▶ **Given exercise**:
Return the records exactly as they are.

▶ **Excerpted records**:
+-------+
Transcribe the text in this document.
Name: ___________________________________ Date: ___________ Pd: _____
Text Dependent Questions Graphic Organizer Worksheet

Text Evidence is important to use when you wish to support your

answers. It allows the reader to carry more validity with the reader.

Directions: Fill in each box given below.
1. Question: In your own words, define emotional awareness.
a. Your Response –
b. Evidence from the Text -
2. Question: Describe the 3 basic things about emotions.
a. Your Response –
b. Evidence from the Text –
+-------+
▶ **Expected answer**:
Transcribe the text in this document.
Name: ___________________________________ Date: ___________ Pd: _____
Text Dependent Questions Graphic Organizer Worksheet

Text Evidence is important to use when you wish to support your

answers. It allows the reader to carry more validity with the reader.

Directions: Fill in each box given below.
1. Question: In your own words, define emotional awareness.
a. Your Response –
b. Evidence from the Text -
2. Question: Describe the 3 basic things about emotions.
a. Your Response –
b. Evidence from the Text –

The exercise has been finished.